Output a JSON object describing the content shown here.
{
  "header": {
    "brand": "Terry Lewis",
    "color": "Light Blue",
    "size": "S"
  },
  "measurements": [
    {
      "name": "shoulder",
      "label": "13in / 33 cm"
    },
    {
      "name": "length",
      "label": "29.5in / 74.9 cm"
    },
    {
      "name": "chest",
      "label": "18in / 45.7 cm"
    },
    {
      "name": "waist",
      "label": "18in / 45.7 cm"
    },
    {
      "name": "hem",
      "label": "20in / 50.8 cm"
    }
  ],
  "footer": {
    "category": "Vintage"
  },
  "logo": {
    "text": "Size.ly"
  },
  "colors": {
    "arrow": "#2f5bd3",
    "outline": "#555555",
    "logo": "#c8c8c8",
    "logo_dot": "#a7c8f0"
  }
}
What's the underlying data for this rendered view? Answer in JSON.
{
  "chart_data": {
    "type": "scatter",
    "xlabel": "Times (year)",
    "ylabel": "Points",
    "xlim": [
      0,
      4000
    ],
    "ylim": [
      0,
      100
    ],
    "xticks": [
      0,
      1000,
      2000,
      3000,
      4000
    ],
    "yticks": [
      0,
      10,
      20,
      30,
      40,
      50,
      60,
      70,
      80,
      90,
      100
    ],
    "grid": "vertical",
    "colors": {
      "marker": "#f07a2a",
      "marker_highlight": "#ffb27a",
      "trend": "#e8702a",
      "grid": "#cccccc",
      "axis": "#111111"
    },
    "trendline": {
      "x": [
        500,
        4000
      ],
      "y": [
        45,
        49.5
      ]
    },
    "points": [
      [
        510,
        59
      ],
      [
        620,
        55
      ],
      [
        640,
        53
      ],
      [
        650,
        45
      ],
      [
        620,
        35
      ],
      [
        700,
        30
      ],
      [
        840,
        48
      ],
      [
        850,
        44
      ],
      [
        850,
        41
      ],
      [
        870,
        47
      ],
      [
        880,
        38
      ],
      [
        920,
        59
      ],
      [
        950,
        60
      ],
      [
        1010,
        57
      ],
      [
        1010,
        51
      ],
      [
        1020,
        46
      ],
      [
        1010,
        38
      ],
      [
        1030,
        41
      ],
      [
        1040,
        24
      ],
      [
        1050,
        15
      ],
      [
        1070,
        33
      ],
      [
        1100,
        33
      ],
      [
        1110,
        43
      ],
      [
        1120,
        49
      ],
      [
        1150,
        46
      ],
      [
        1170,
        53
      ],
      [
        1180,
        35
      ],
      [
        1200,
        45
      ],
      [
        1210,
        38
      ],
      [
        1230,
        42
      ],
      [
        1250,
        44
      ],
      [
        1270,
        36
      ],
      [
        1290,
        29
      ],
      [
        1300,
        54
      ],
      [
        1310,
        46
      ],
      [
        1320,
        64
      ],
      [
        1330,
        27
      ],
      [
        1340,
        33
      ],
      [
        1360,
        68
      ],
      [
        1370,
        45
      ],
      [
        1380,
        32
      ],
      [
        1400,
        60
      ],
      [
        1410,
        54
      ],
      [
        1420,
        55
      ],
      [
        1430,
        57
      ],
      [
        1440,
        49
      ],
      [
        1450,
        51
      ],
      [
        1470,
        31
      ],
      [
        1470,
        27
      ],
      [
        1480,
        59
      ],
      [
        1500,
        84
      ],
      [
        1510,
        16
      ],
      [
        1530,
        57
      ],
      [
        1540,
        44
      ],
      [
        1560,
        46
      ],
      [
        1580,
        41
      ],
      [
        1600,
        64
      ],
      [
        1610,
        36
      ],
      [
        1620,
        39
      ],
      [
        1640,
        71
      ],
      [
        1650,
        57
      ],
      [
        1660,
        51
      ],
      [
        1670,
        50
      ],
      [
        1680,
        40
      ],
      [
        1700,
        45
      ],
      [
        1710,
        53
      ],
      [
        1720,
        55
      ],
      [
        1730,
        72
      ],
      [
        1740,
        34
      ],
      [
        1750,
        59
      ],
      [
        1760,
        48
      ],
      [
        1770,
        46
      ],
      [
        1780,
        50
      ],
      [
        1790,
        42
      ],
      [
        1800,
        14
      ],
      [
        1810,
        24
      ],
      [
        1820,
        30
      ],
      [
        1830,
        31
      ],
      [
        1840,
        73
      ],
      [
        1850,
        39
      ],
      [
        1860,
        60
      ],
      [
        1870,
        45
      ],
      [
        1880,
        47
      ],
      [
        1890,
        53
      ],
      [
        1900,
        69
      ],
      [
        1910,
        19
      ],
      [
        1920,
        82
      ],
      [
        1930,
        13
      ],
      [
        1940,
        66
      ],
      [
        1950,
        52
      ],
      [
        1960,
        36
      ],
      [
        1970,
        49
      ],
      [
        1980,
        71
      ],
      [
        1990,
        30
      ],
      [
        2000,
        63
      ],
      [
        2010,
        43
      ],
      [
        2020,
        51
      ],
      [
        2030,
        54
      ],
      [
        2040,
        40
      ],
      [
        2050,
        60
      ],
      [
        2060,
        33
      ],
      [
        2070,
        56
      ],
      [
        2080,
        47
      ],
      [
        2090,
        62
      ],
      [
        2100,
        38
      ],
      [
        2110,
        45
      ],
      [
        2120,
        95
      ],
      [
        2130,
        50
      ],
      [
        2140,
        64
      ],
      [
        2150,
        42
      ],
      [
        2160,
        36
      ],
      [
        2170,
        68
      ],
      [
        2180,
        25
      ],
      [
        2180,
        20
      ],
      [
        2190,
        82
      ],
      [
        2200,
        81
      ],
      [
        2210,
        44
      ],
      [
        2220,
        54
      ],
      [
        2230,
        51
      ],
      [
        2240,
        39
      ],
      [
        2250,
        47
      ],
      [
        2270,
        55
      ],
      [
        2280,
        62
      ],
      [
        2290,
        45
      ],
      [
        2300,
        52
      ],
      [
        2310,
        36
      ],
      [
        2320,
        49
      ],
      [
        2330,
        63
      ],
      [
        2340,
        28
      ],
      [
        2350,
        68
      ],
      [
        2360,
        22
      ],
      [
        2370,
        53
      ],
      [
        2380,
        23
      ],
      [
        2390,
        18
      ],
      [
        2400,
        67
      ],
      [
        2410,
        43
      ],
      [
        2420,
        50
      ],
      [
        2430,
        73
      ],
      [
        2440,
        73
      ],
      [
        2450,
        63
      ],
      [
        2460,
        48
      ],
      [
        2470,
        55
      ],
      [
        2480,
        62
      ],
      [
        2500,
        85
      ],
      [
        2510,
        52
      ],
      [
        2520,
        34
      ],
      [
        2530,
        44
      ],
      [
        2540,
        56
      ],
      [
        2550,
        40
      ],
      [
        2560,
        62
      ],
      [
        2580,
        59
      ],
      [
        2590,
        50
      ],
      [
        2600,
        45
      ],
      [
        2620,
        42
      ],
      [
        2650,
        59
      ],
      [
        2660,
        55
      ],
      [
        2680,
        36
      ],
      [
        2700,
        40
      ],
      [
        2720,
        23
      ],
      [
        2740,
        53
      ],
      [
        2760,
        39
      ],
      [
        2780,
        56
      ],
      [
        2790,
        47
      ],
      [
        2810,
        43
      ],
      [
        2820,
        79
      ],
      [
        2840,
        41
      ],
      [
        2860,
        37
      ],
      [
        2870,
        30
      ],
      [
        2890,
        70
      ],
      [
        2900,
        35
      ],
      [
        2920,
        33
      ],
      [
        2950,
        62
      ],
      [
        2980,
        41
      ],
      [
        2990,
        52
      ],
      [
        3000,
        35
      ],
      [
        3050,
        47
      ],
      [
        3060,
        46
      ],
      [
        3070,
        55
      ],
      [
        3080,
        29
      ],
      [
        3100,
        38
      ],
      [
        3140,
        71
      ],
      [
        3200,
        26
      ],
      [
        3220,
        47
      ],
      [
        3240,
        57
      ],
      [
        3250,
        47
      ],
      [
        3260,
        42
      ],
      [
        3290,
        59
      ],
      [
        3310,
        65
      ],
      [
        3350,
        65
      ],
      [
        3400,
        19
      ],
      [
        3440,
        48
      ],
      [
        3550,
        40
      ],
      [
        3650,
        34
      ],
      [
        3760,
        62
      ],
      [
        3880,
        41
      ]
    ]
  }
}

□ □ □

Stated exercise:
Using the entries above, find all lines with "JSON". Copy them.

Task answer:
Output a JSON object describing the content shown here.
What's the underlying data for this rendered view? Answer in JSON.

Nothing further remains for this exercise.